YOUR TASK: Copy out the listing that follows, exact in every word, and skip the images.

ENTRIES:

════════

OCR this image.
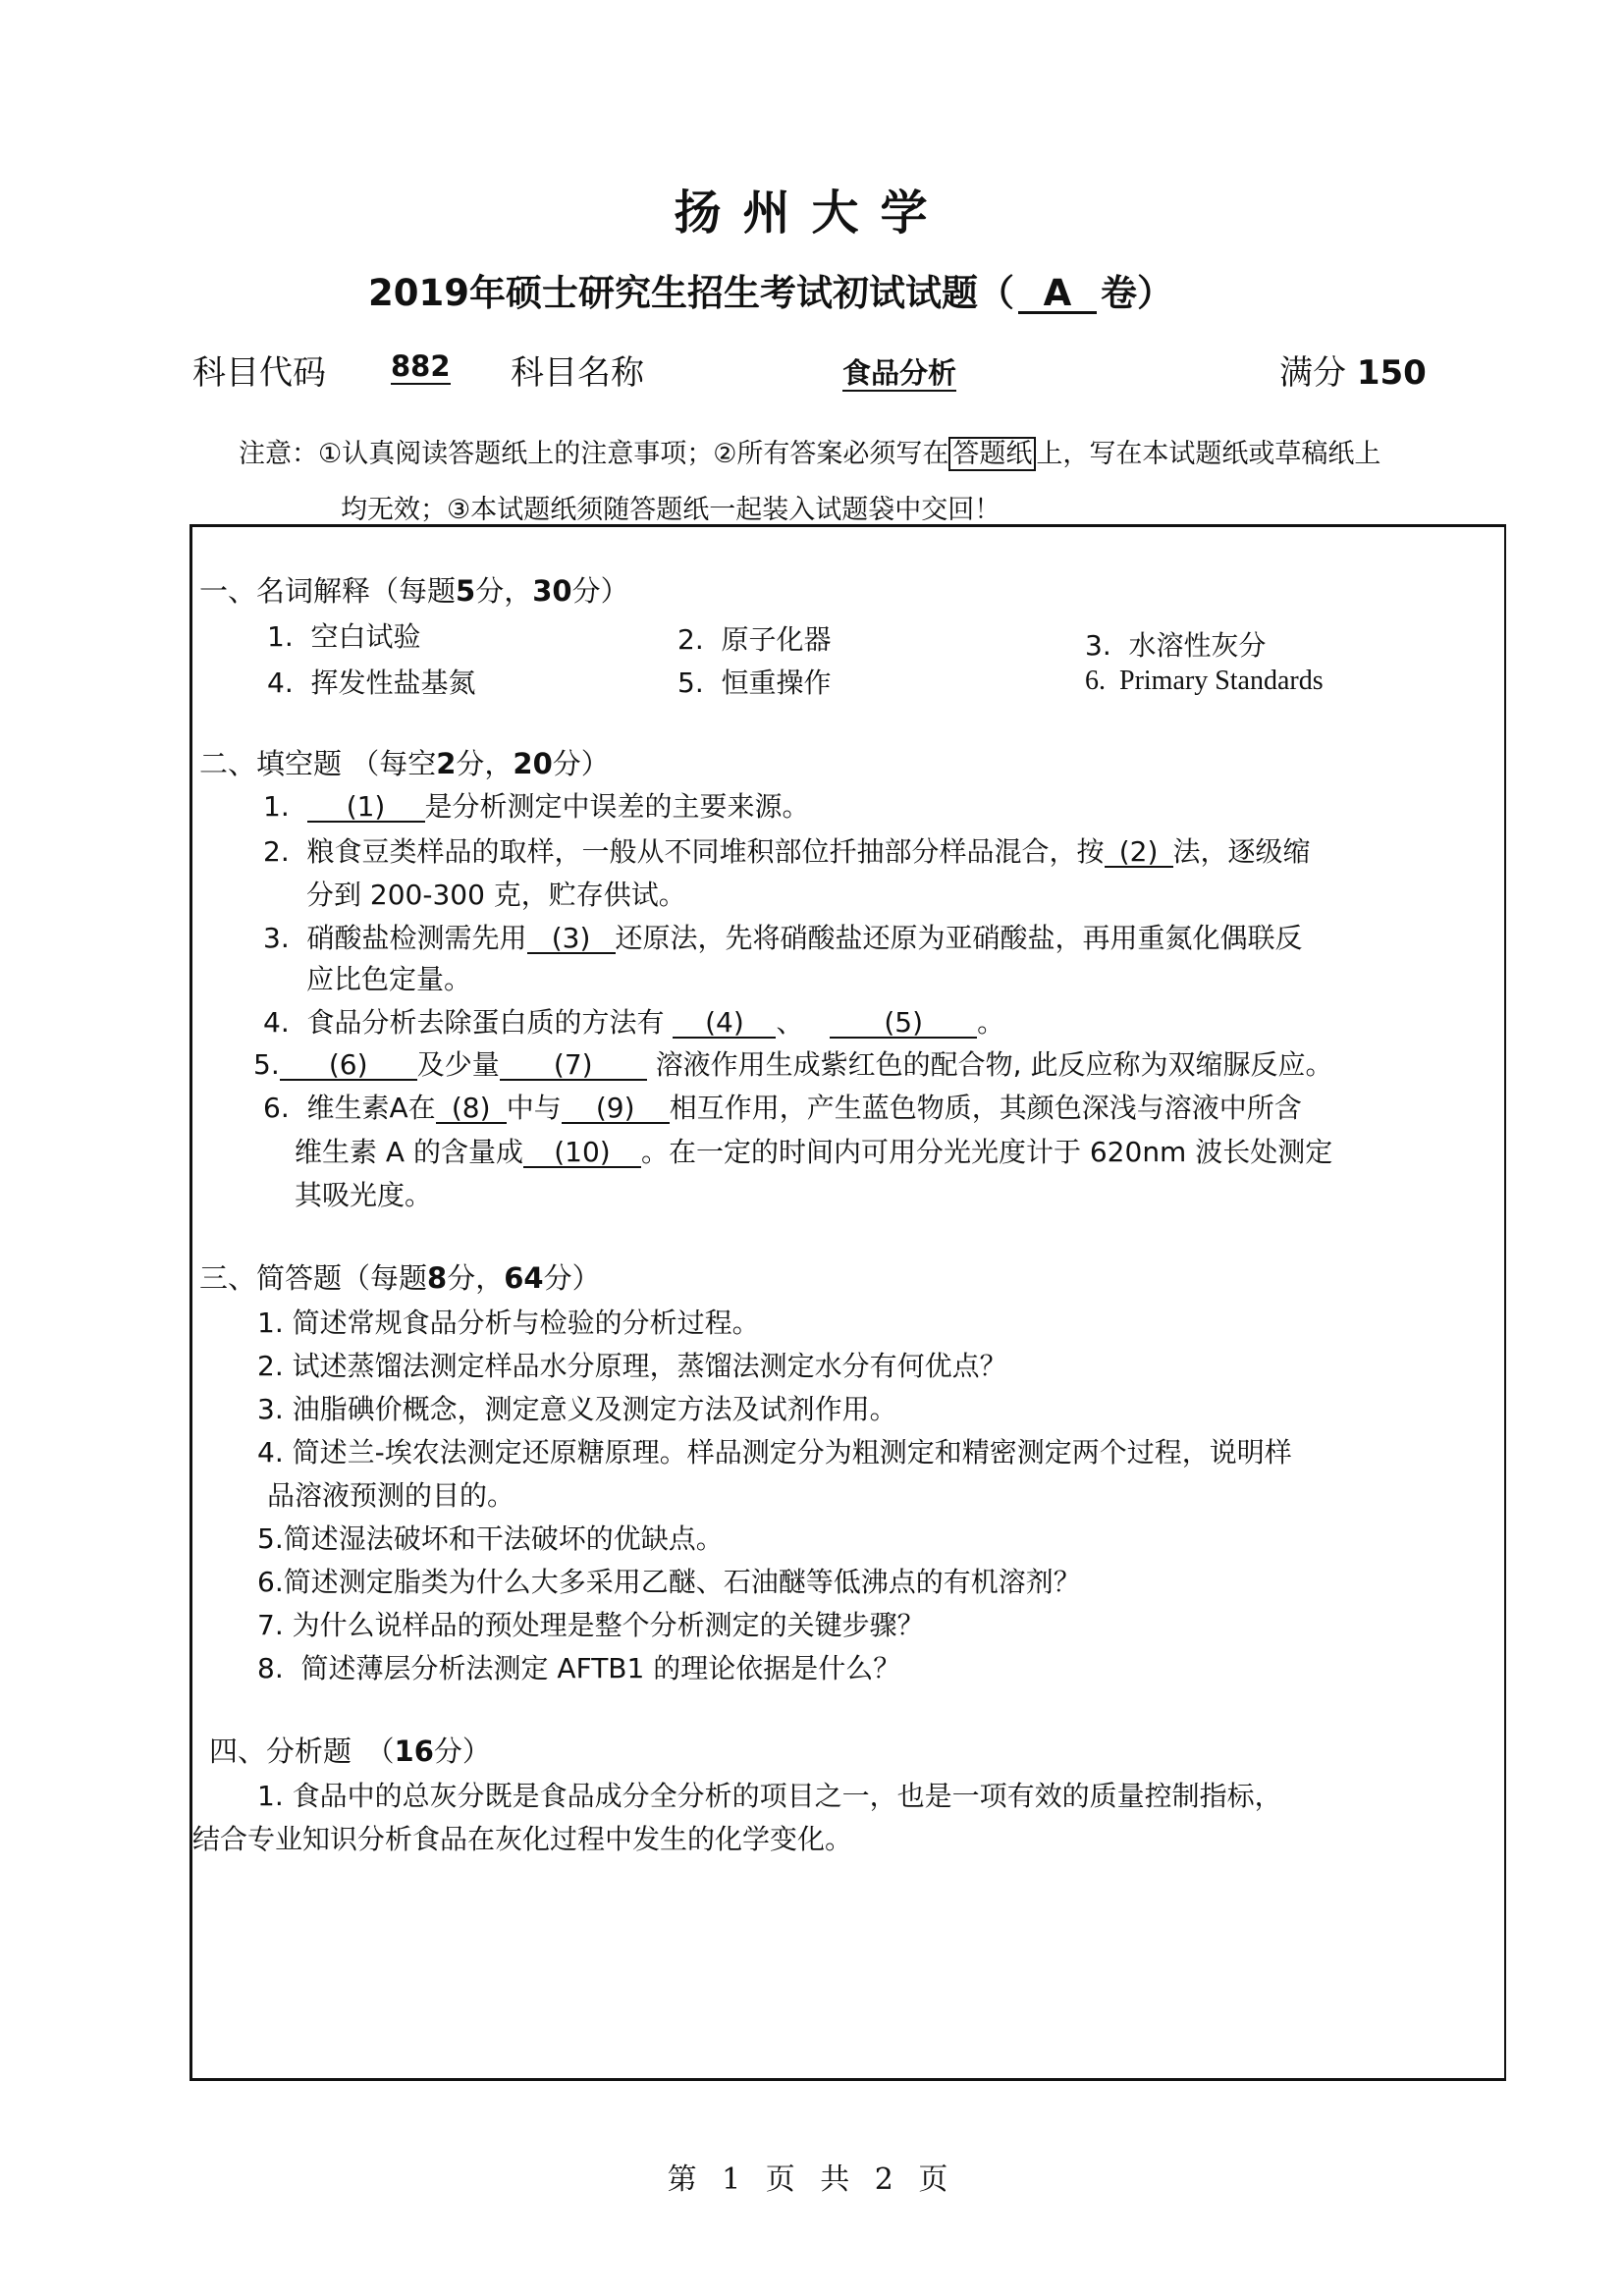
扬州大学
2019年硕士研究生招生考试初试试题（ A 卷）
科目代码 882 科目名称	食品分析	满分 150
注意：①认真阅读答题纸上的注意事项；②所有答案必须写在 答题纸 上，写在本试题纸或草稿纸上
均无效；③本试题纸须随答题纸一起装入试题袋中交回！
一、名词解释（每题5分，30分）
1. 空白试验	2. 原子化器	3. 水溶性灰分
4. 挥发性盐基氮	5. 恒重操作	6. Primary Standards
二、填空题 （每空2分，20分）
1. (1) 是分析测定中误差的主要来源。
2. 粮食豆类样品的取样，一般从不同堆积部位扦抽部分样品混合，按 (2) 法，逐级缩
分到 200-300 克，贮存供试。
3. 硝酸盐检测需先用 (3) 还原法，先将硝酸盐还原为亚硝酸盐，再用重氮化偶联反
应比色定量。
4. 食品分析去除蛋白质的方法有 (4) 、	(5) 。
5. (6) 及少量 (7) 溶液作用生成紫红色的配合物, 此反应称为双缩脲反应。
6. 维生素A在 (8) 中与 (9) 相互作用，产生蓝色物质，其颜色深浅与溶液中所含
维生素 A 的含量成 (10) 。在一定的时间内可用分光光度计于 620nm 波长处测定
其吸光度。
三、简答题（每题8分，64分）
1. 简述常规食品分析与检验的分析过程。
2. 试述蒸馏法测定样品水分原理，蒸馏法测定水分有何优点？
3. 油脂碘价概念，测定意义及测定方法及试剂作用。
4. 简述兰-埃农法测定还原糖原理。样品测定分为粗测定和精密测定两个过程，说明样
品溶液预测的目的。
5.简述湿法破坏和干法破坏的优缺点。
6.简述测定脂类为什么大多采用乙醚、石油醚等低沸点的有机溶剂？
7. 为什么说样品的预处理是整个分析测定的关键步骤？
8. 简述薄层分析法测定 AFTB1 的理论依据是什么？
四、分析题　（16分）
1. 食品中的总灰分既是食品成分全分析的项目之一，也是一项有效的质量控制指标，
结合专业知识分析食品在灰化过程中发生的化学变化。
第 1 页 共 2 页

════════

EXERCISE ANSWER:
OCR this image.
扬州大学
2019年硕士研究生招生考试初试试题（ A 卷）
科目代码 882 科目名称	食品分析	满分 150
注意：①认真阅读答题纸上的注意事项；②所有答案必须写在 答题纸 上，写在本试题纸或草稿纸上
均无效；③本试题纸须随答题纸一起装入试题袋中交回！
一、名词解释（每题5分，30分）
1. 空白试验	2. 原子化器	3. 水溶性灰分
4. 挥发性盐基氮	5. 恒重操作	6. Primary Standards
二、填空题 （每空2分，20分）
1. (1) 是分析测定中误差的主要来源。
2. 粮食豆类样品的取样，一般从不同堆积部位扦抽部分样品混合，按 (2) 法，逐级缩
分到 200-300 克，贮存供试。
3. 硝酸盐检测需先用 (3) 还原法，先将硝酸盐还原为亚硝酸盐，再用重氮化偶联反
应比色定量。
4. 食品分析去除蛋白质的方法有 (4) 、	(5) 。
5. (6) 及少量 (7) 溶液作用生成紫红色的配合物, 此反应称为双缩脲反应。
6. 维生素A在 (8) 中与 (9) 相互作用，产生蓝色物质，其颜色深浅与溶液中所含
维生素 A 的含量成 (10) 。在一定的时间内可用分光光度计于 620nm 波长处测定
其吸光度。
三、简答题（每题8分，64分）
1. 简述常规食品分析与检验的分析过程。
2. 试述蒸馏法测定样品水分原理，蒸馏法测定水分有何优点？
3. 油脂碘价概念，测定意义及测定方法及试剂作用。
4. 简述兰-埃农法测定还原糖原理。样品测定分为粗测定和精密测定两个过程，说明样
品溶液预测的目的。
5.简述湿法破坏和干法破坏的优缺点。
6.简述测定脂类为什么大多采用乙醚、石油醚等低沸点的有机溶剂？
7. 为什么说样品的预处理是整个分析测定的关键步骤？
8. 简述薄层分析法测定 AFTB1 的理论依据是什么？
四、分析题　（16分）
1. 食品中的总灰分既是食品成分全分析的项目之一，也是一项有效的质量控制指标，
结合专业知识分析食品在灰化过程中发生的化学变化。
第 1 页 共 2 页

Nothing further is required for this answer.